> _Exercise prompt_: Each entry below should be returned exactly as is, with the pictures removed.
* Start Provided material *
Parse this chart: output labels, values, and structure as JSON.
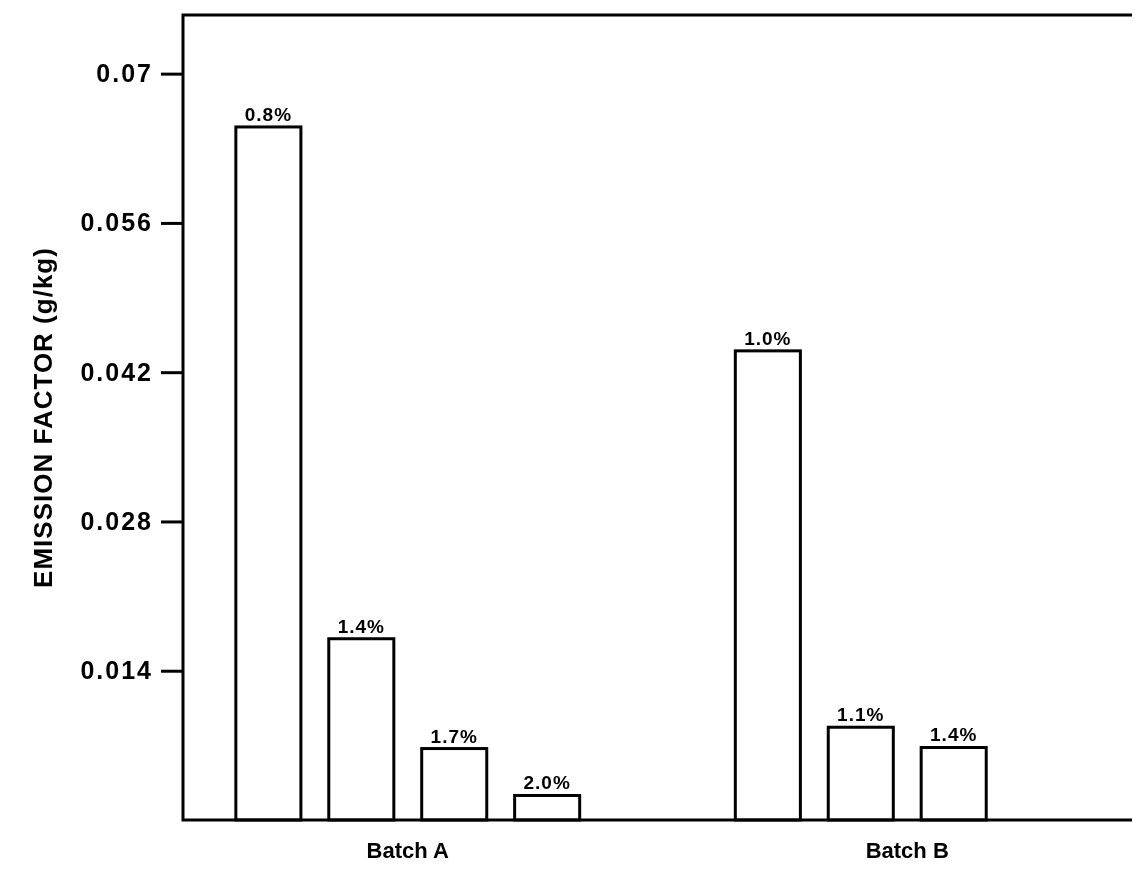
{
  "chart_data": {
    "type": "bar",
    "ylabel": "EMISSION FACTOR (g/kg)",
    "categories": [
      "Batch A",
      "Batch B"
    ],
    "series": [
      {
        "name": "0.8%",
        "color": "#ffffff",
        "values": [
          0.065,
          null
        ]
      },
      {
        "name": "1.4%",
        "color": "#ffffff",
        "values": [
          0.017,
          null
        ]
      },
      {
        "name": "1.7%",
        "color": "#ffffff",
        "values": [
          0.0067,
          null
        ]
      },
      {
        "name": "2.0%",
        "color": "#ffffff",
        "values": [
          0.0023,
          null
        ]
      },
      {
        "name": "1.0%",
        "color": "#ffffff",
        "values": [
          null,
          0.044
        ]
      },
      {
        "name": "1.1%",
        "color": "#ffffff",
        "values": [
          null,
          0.0087
        ]
      },
      {
        "name": "1.4%",
        "color": "#ffffff",
        "values": [
          null,
          0.0068
        ]
      }
    ],
    "ylim": [
      0,
      0.0755
    ],
    "yticks": [
      0.014,
      0.028,
      0.042,
      0.056,
      0.07
    ],
    "grid": false
  }
}
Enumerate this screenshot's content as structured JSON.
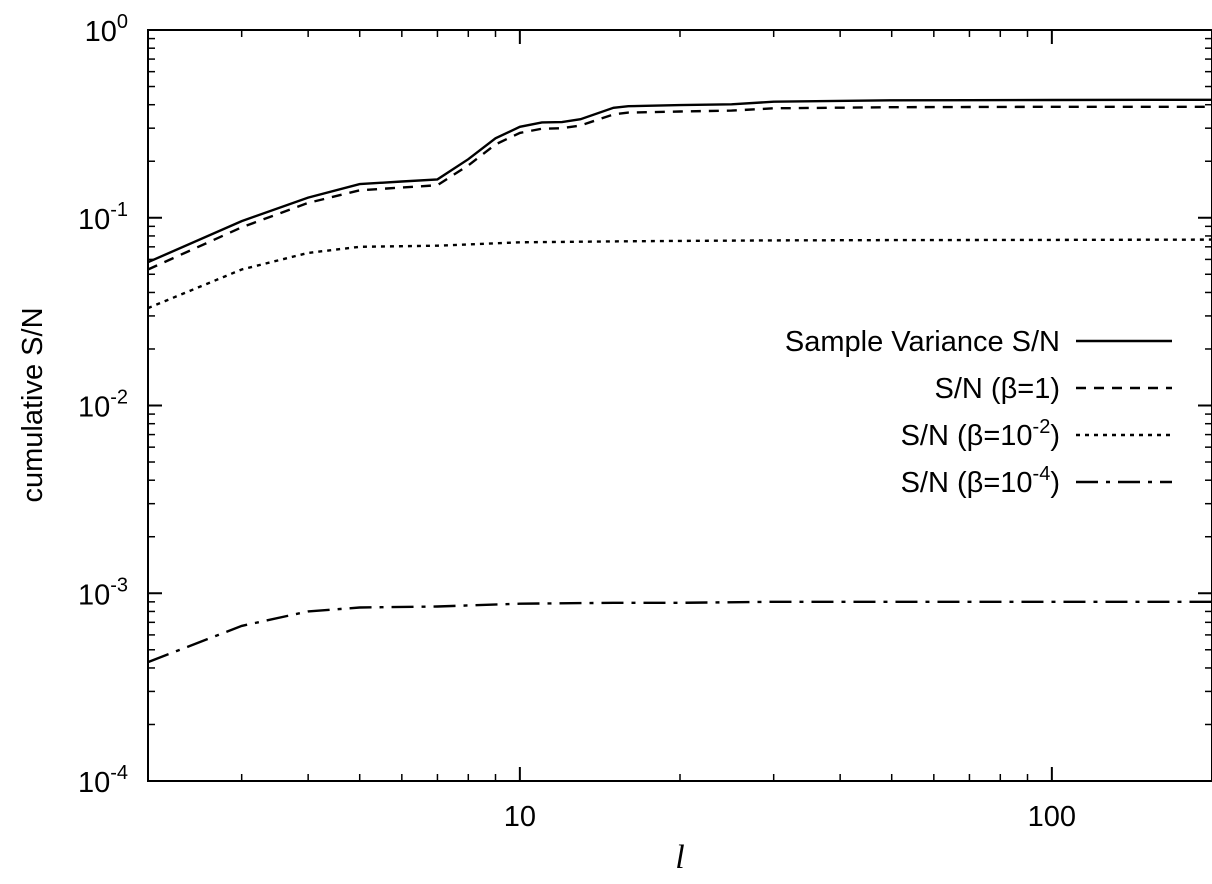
{
  "chart_data": {
    "type": "line",
    "xlabel": "l",
    "ylabel": "cumulative S/N",
    "xscale": "log",
    "yscale": "log",
    "xlim": [
      2,
      200
    ],
    "ylim": [
      0.0001,
      1
    ],
    "grid": false,
    "legend_position": "right",
    "x_ticks": [
      {
        "value": 10,
        "label": "10"
      },
      {
        "value": 100,
        "label": "100"
      }
    ],
    "y_ticks": [
      {
        "value": 1,
        "base": "10",
        "exp": "0"
      },
      {
        "value": 0.1,
        "base": "10",
        "exp": "-1"
      },
      {
        "value": 0.01,
        "base": "10",
        "exp": "-2"
      },
      {
        "value": 0.001,
        "base": "10",
        "exp": "-3"
      },
      {
        "value": 0.0001,
        "base": "10",
        "exp": "-4"
      }
    ],
    "series": [
      {
        "name": "Sample Variance S/N",
        "legend_text": "Sample Variance S/N",
        "legend_sup": "",
        "legend_tail": "",
        "style": "solid",
        "x": [
          2,
          3,
          4,
          5,
          6,
          7,
          8,
          9,
          10,
          11,
          12,
          13,
          15,
          16,
          20,
          25,
          30,
          50,
          70,
          100,
          150,
          200
        ],
        "y": [
          0.058,
          0.096,
          0.128,
          0.151,
          0.156,
          0.16,
          0.205,
          0.265,
          0.305,
          0.322,
          0.323,
          0.335,
          0.385,
          0.393,
          0.398,
          0.402,
          0.415,
          0.422,
          0.423,
          0.424,
          0.425,
          0.425
        ]
      },
      {
        "name": "S/N  (β=1)",
        "legend_text": "S/N  (β=1)",
        "legend_sup": "",
        "legend_tail": "",
        "style": "dashed",
        "x": [
          2,
          3,
          4,
          5,
          6,
          7,
          8,
          9,
          10,
          11,
          12,
          13,
          15,
          16,
          20,
          25,
          30,
          50,
          70,
          100,
          150,
          200
        ],
        "y": [
          0.053,
          0.089,
          0.12,
          0.14,
          0.145,
          0.149,
          0.19,
          0.246,
          0.283,
          0.298,
          0.3,
          0.31,
          0.355,
          0.363,
          0.368,
          0.372,
          0.383,
          0.388,
          0.389,
          0.39,
          0.39,
          0.39
        ]
      },
      {
        "name": "S/N  (β=10-2)",
        "legend_text": "S/N  (β=10",
        "legend_sup": "-2",
        "legend_tail": ")",
        "style": "dotted",
        "x": [
          2,
          3,
          4,
          5,
          7,
          10,
          15,
          20,
          30,
          50,
          100,
          200
        ],
        "y": [
          0.033,
          0.053,
          0.065,
          0.07,
          0.071,
          0.074,
          0.0748,
          0.0753,
          0.0757,
          0.076,
          0.0762,
          0.0765
        ]
      },
      {
        "name": "S/N  (β=10-4)",
        "legend_text": "S/N  (β=10",
        "legend_sup": "-4",
        "legend_tail": ")",
        "style": "dashdot",
        "x": [
          2,
          3,
          4,
          5,
          7,
          10,
          15,
          20,
          30,
          50,
          100,
          200
        ],
        "y": [
          0.00043,
          0.00067,
          0.0008,
          0.00084,
          0.00085,
          0.00088,
          0.00089,
          0.00089,
          0.0009,
          0.0009,
          0.0009,
          0.0009
        ]
      }
    ]
  }
}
* End Provided material *
> _Task solution_:
Parse this chart: output labels, values, and structure as JSON.
{
  "chart_data": {
    "type": "bar",
    "ylabel": "EMISSION FACTOR (g/kg)",
    "categories": [
      "Batch A",
      "Batch B"
    ],
    "series": [
      {
        "name": "0.8%",
        "color": "#ffffff",
        "values": [
          0.065,
          null
        ]
      },
      {
        "name": "1.4%",
        "color": "#ffffff",
        "values": [
          0.017,
          null
        ]
      },
      {
        "name": "1.7%",
        "color": "#ffffff",
        "values": [
          0.0067,
          null
        ]
      },
      {
        "name": "2.0%",
        "color": "#ffffff",
        "values": [
          0.0023,
          null
        ]
      },
      {
        "name": "1.0%",
        "color": "#ffffff",
        "values": [
          null,
          0.044
        ]
      },
      {
        "name": "1.1%",
        "color": "#ffffff",
        "values": [
          null,
          0.0087
        ]
      },
      {
        "name": "1.4%",
        "color": "#ffffff",
        "values": [
          null,
          0.0068
        ]
      }
    ],
    "ylim": [
      0,
      0.0755
    ],
    "yticks": [
      0.014,
      0.028,
      0.042,
      0.056,
      0.07
    ],
    "grid": false
  }
}
Enumerate this screenshot's content as structured JSON.
{
  "chart_data": {
    "type": "line",
    "xlabel": "l",
    "ylabel": "cumulative S/N",
    "xscale": "log",
    "yscale": "log",
    "xlim": [
      2,
      200
    ],
    "ylim": [
      0.0001,
      1
    ],
    "grid": false,
    "legend_position": "right",
    "x_ticks": [
      {
        "value": 10,
        "label": "10"
      },
      {
        "value": 100,
        "label": "100"
      }
    ],
    "y_ticks": [
      {
        "value": 1,
        "base": "10",
        "exp": "0"
      },
      {
        "value": 0.1,
        "base": "10",
        "exp": "-1"
      },
      {
        "value": 0.01,
        "base": "10",
        "exp": "-2"
      },
      {
        "value": 0.001,
        "base": "10",
        "exp": "-3"
      },
      {
        "value": 0.0001,
        "base": "10",
        "exp": "-4"
      }
    ],
    "series": [
      {
        "name": "Sample Variance S/N",
        "legend_text": "Sample Variance S/N",
        "legend_sup": "",
        "legend_tail": "",
        "style": "solid",
        "x": [
          2,
          3,
          4,
          5,
          6,
          7,
          8,
          9,
          10,
          11,
          12,
          13,
          15,
          16,
          20,
          25,
          30,
          50,
          70,
          100,
          150,
          200
        ],
        "y": [
          0.058,
          0.096,
          0.128,
          0.151,
          0.156,
          0.16,
          0.205,
          0.265,
          0.305,
          0.322,
          0.323,
          0.335,
          0.385,
          0.393,
          0.398,
          0.402,
          0.415,
          0.422,
          0.423,
          0.424,
          0.425,
          0.425
        ]
      },
      {
        "name": "S/N  (β=1)",
        "legend_text": "S/N  (β=1)",
        "legend_sup": "",
        "legend_tail": "",
        "style": "dashed",
        "x": [
          2,
          3,
          4,
          5,
          6,
          7,
          8,
          9,
          10,
          11,
          12,
          13,
          15,
          16,
          20,
          25,
          30,
          50,
          70,
          100,
          150,
          200
        ],
        "y": [
          0.053,
          0.089,
          0.12,
          0.14,
          0.145,
          0.149,
          0.19,
          0.246,
          0.283,
          0.298,
          0.3,
          0.31,
          0.355,
          0.363,
          0.368,
          0.372,
          0.383,
          0.388,
          0.389,
          0.39,
          0.39,
          0.39
        ]
      },
      {
        "name": "S/N  (β=10-2)",
        "legend_text": "S/N  (β=10",
        "legend_sup": "-2",
        "legend_tail": ")",
        "style": "dotted",
        "x": [
          2,
          3,
          4,
          5,
          7,
          10,
          15,
          20,
          30,
          50,
          100,
          200
        ],
        "y": [
          0.033,
          0.053,
          0.065,
          0.07,
          0.071,
          0.074,
          0.0748,
          0.0753,
          0.0757,
          0.076,
          0.0762,
          0.0765
        ]
      },
      {
        "name": "S/N  (β=10-4)",
        "legend_text": "S/N  (β=10",
        "legend_sup": "-4",
        "legend_tail": ")",
        "style": "dashdot",
        "x": [
          2,
          3,
          4,
          5,
          7,
          10,
          15,
          20,
          30,
          50,
          100,
          200
        ],
        "y": [
          0.00043,
          0.00067,
          0.0008,
          0.00084,
          0.00085,
          0.00088,
          0.00089,
          0.00089,
          0.0009,
          0.0009,
          0.0009,
          0.0009
        ]
      }
    ]
  }
}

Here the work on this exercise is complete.